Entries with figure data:
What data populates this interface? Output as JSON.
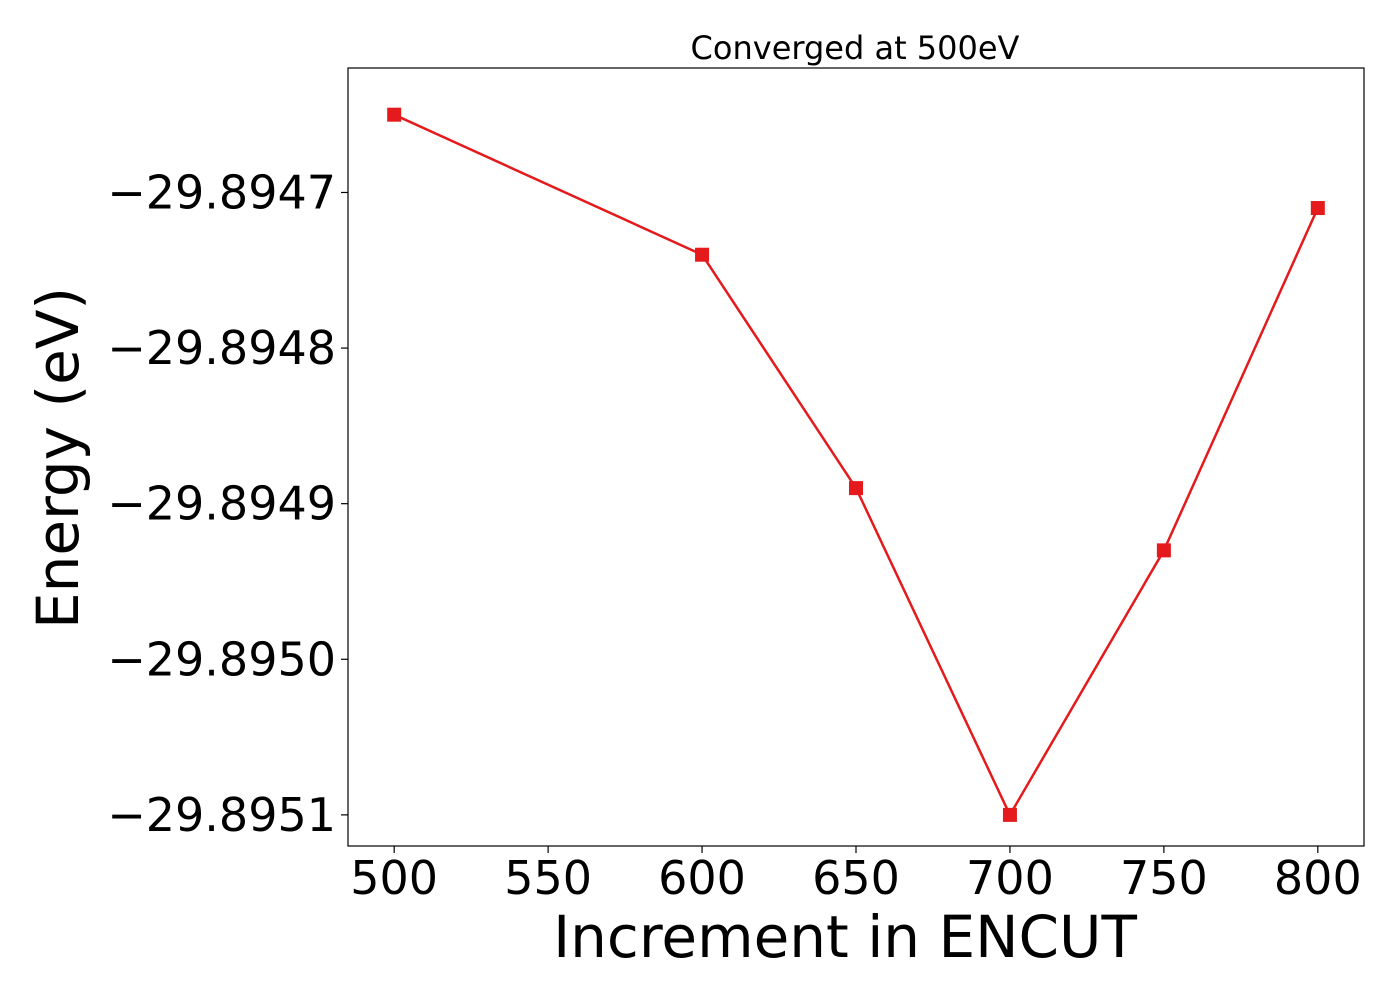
{
  "chart_data": {
    "type": "line",
    "title": "Converged at 500eV",
    "xlabel": "Increment in ENCUT",
    "ylabel": "Energy (eV)",
    "x": [
      500,
      600,
      650,
      700,
      750,
      800
    ],
    "series": [
      {
        "values": [
          -29.89465,
          -29.89474,
          -29.89489,
          -29.8951,
          -29.89493,
          -29.89471
        ],
        "color": "#e41a1c",
        "marker": "square"
      }
    ],
    "xlim": [
      485,
      815
    ],
    "ylim": [
      -29.89512,
      -29.89462
    ],
    "xticks": [
      500,
      550,
      600,
      650,
      700,
      750,
      800
    ],
    "xtick_labels": [
      "500",
      "550",
      "600",
      "650",
      "700",
      "750",
      "800"
    ],
    "yticks": [
      -29.8947,
      -29.8948,
      -29.8949,
      -29.895,
      -29.8951
    ],
    "ytick_labels": [
      "−29.8947",
      "−29.8948",
      "−29.8949",
      "−29.8950",
      "−29.8951"
    ],
    "grid": false,
    "legend": false
  }
}
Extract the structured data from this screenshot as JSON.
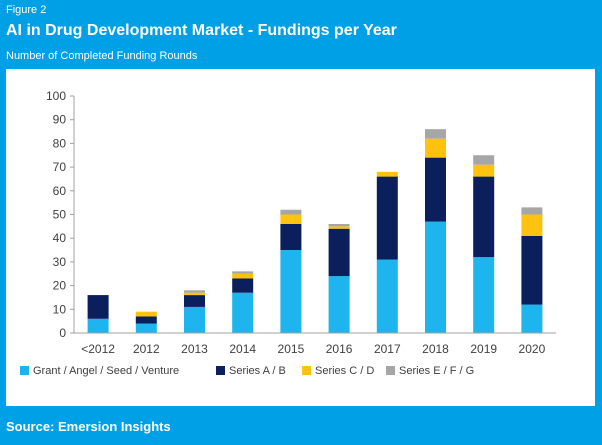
{
  "header": {
    "figure_label": "Figure 2",
    "title": "AI in Drug Development Market - Fundings per Year",
    "subtitle": "Number of Completed Funding Rounds"
  },
  "footer": {
    "source": "Source: Emersion Insights"
  },
  "colors": {
    "background": "#00a0e6",
    "grant": "#1eb4ee",
    "seriesAB": "#0a1f5c",
    "seriesCD": "#ffc20e",
    "seriesEFG": "#a6a6a6"
  },
  "chart_data": {
    "type": "bar",
    "stacked": true,
    "categories": [
      "<2012",
      "2012",
      "2013",
      "2014",
      "2015",
      "2016",
      "2017",
      "2018",
      "2019",
      "2020"
    ],
    "series": [
      {
        "name": "Grant / Angel / Seed / Venture",
        "color": "#1eb4ee",
        "values": [
          6,
          4,
          11,
          17,
          35,
          24,
          31,
          47,
          32,
          12
        ]
      },
      {
        "name": "Series A / B",
        "color": "#0a1f5c",
        "values": [
          10,
          3,
          5,
          6,
          11,
          20,
          35,
          27,
          34,
          29
        ]
      },
      {
        "name": "Series C / D",
        "color": "#ffc20e",
        "values": [
          0,
          2,
          1,
          2,
          4,
          1,
          2,
          8,
          5,
          9
        ]
      },
      {
        "name": "Series E / F / G",
        "color": "#a6a6a6",
        "values": [
          0,
          0,
          1,
          1,
          2,
          1,
          0,
          4,
          4,
          3
        ]
      }
    ],
    "ylim": [
      0,
      100
    ],
    "yticks": [
      0,
      10,
      20,
      30,
      40,
      50,
      60,
      70,
      80,
      90,
      100
    ],
    "grid": false,
    "legend_position": "bottom"
  }
}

**Task objective:**
For the records above, state how many lines include the string "JSON", giving the number and nothing else.

**Answer for the task:**
2